Items listed in a dataset:
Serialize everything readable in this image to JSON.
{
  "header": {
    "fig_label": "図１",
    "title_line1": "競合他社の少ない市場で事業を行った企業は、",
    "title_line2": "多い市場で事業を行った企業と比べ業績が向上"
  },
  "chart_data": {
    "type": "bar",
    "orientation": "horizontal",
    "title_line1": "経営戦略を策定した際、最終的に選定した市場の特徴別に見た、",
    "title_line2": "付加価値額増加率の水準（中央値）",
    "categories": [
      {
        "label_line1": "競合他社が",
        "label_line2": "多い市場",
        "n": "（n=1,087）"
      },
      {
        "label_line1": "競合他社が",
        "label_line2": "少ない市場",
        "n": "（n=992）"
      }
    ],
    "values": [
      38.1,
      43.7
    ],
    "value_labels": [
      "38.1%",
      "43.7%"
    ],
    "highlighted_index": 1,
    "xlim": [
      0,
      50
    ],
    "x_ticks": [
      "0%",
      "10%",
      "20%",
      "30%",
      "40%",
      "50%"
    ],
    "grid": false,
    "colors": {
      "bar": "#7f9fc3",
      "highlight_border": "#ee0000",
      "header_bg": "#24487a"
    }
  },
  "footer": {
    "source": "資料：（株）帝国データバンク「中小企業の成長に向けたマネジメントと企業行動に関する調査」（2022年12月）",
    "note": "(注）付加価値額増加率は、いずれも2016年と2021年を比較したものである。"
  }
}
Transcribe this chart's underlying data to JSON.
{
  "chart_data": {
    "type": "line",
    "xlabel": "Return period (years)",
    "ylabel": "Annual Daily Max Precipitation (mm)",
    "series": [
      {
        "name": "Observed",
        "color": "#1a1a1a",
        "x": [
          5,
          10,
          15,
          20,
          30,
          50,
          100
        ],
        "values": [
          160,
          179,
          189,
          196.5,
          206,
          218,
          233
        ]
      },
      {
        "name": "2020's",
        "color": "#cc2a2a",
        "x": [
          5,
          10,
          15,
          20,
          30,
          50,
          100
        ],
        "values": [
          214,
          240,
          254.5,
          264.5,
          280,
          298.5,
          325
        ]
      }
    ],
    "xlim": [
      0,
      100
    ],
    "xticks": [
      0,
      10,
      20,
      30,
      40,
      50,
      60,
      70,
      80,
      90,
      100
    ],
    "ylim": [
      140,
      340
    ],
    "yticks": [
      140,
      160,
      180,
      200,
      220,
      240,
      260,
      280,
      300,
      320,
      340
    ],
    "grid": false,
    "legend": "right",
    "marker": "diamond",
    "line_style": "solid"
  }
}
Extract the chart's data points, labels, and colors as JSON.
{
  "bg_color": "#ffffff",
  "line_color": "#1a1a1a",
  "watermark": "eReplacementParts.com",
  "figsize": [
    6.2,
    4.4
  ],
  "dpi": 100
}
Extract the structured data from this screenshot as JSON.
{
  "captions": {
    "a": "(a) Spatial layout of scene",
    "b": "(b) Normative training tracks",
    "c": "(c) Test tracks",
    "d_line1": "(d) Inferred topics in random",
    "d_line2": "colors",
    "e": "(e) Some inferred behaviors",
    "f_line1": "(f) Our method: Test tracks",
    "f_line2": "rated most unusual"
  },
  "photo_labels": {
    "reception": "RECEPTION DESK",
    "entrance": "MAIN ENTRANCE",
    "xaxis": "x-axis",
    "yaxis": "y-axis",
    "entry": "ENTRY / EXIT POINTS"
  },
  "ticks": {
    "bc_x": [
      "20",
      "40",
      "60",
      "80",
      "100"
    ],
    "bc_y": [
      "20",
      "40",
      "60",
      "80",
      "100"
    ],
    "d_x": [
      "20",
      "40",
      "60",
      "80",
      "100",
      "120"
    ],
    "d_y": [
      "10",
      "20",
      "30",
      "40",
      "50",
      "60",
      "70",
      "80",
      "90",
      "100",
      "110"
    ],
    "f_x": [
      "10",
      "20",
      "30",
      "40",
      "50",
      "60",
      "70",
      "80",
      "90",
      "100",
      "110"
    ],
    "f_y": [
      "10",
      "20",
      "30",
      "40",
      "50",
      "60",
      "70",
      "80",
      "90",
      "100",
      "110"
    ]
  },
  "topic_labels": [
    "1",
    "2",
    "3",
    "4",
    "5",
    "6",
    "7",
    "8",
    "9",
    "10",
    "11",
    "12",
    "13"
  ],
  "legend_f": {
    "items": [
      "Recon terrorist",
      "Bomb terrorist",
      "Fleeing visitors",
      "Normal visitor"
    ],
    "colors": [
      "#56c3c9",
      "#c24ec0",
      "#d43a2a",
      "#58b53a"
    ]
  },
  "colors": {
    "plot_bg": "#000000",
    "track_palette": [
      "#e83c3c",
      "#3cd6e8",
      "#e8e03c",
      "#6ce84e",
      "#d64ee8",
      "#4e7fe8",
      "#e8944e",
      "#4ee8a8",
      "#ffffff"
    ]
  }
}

TASK BRIEF. Print the material verbatim, all of it.

EXERCISE SOLUTION.
Serialize everything readable in this image to JSON.
{
  "header": {
    "fig_label": "図１",
    "title_line1": "競合他社の少ない市場で事業を行った企業は、",
    "title_line2": "多い市場で事業を行った企業と比べ業績が向上"
  },
  "chart_data": {
    "type": "bar",
    "orientation": "horizontal",
    "title_line1": "経営戦略を策定した際、最終的に選定した市場の特徴別に見た、",
    "title_line2": "付加価値額増加率の水準（中央値）",
    "categories": [
      {
        "label_line1": "競合他社が",
        "label_line2": "多い市場",
        "n": "（n=1,087）"
      },
      {
        "label_line1": "競合他社が",
        "label_line2": "少ない市場",
        "n": "（n=992）"
      }
    ],
    "values": [
      38.1,
      43.7
    ],
    "value_labels": [
      "38.1%",
      "43.7%"
    ],
    "highlighted_index": 1,
    "xlim": [
      0,
      50
    ],
    "x_ticks": [
      "0%",
      "10%",
      "20%",
      "30%",
      "40%",
      "50%"
    ],
    "grid": false,
    "colors": {
      "bar": "#7f9fc3",
      "highlight_border": "#ee0000",
      "header_bg": "#24487a"
    }
  },
  "footer": {
    "source": "資料：（株）帝国データバンク「中小企業の成長に向けたマネジメントと企業行動に関する調査」（2022年12月）",
    "note": "(注）付加価値額増加率は、いずれも2016年と2021年を比較したものである。"
  }
}
Transcribe this chart's underlying data to JSON.
{
  "chart_data": {
    "type": "line",
    "xlabel": "Return period (years)",
    "ylabel": "Annual Daily Max Precipitation (mm)",
    "series": [
      {
        "name": "Observed",
        "color": "#1a1a1a",
        "x": [
          5,
          10,
          15,
          20,
          30,
          50,
          100
        ],
        "values": [
          160,
          179,
          189,
          196.5,
          206,
          218,
          233
        ]
      },
      {
        "name": "2020's",
        "color": "#cc2a2a",
        "x": [
          5,
          10,
          15,
          20,
          30,
          50,
          100
        ],
        "values": [
          214,
          240,
          254.5,
          264.5,
          280,
          298.5,
          325
        ]
      }
    ],
    "xlim": [
      0,
      100
    ],
    "xticks": [
      0,
      10,
      20,
      30,
      40,
      50,
      60,
      70,
      80,
      90,
      100
    ],
    "ylim": [
      140,
      340
    ],
    "yticks": [
      140,
      160,
      180,
      200,
      220,
      240,
      260,
      280,
      300,
      320,
      340
    ],
    "grid": false,
    "legend": "right",
    "marker": "diamond",
    "line_style": "solid"
  }
}
Extract the chart's data points, labels, and colors as JSON.
{
  "bg_color": "#ffffff",
  "line_color": "#1a1a1a",
  "watermark": "eReplacementParts.com",
  "figsize": [
    6.2,
    4.4
  ],
  "dpi": 100
}
Extract the structured data from this screenshot as JSON.
{
  "captions": {
    "a": "(a) Spatial layout of scene",
    "b": "(b) Normative training tracks",
    "c": "(c) Test tracks",
    "d_line1": "(d) Inferred topics in random",
    "d_line2": "colors",
    "e": "(e) Some inferred behaviors",
    "f_line1": "(f) Our method: Test tracks",
    "f_line2": "rated most unusual"
  },
  "photo_labels": {
    "reception": "RECEPTION DESK",
    "entrance": "MAIN ENTRANCE",
    "xaxis": "x-axis",
    "yaxis": "y-axis",
    "entry": "ENTRY / EXIT POINTS"
  },
  "ticks": {
    "bc_x": [
      "20",
      "40",
      "60",
      "80",
      "100"
    ],
    "bc_y": [
      "20",
      "40",
      "60",
      "80",
      "100"
    ],
    "d_x": [
      "20",
      "40",
      "60",
      "80",
      "100",
      "120"
    ],
    "d_y": [
      "10",
      "20",
      "30",
      "40",
      "50",
      "60",
      "70",
      "80",
      "90",
      "100",
      "110"
    ],
    "f_x": [
      "10",
      "20",
      "30",
      "40",
      "50",
      "60",
      "70",
      "80",
      "90",
      "100",
      "110"
    ],
    "f_y": [
      "10",
      "20",
      "30",
      "40",
      "50",
      "60",
      "70",
      "80",
      "90",
      "100",
      "110"
    ]
  },
  "topic_labels": [
    "1",
    "2",
    "3",
    "4",
    "5",
    "6",
    "7",
    "8",
    "9",
    "10",
    "11",
    "12",
    "13"
  ],
  "legend_f": {
    "items": [
      "Recon terrorist",
      "Bomb terrorist",
      "Fleeing visitors",
      "Normal visitor"
    ],
    "colors": [
      "#56c3c9",
      "#c24ec0",
      "#d43a2a",
      "#58b53a"
    ]
  },
  "colors": {
    "plot_bg": "#000000",
    "track_palette": [
      "#e83c3c",
      "#3cd6e8",
      "#e8e03c",
      "#6ce84e",
      "#d64ee8",
      "#4e7fe8",
      "#e8944e",
      "#4ee8a8",
      "#ffffff"
    ]
  }
}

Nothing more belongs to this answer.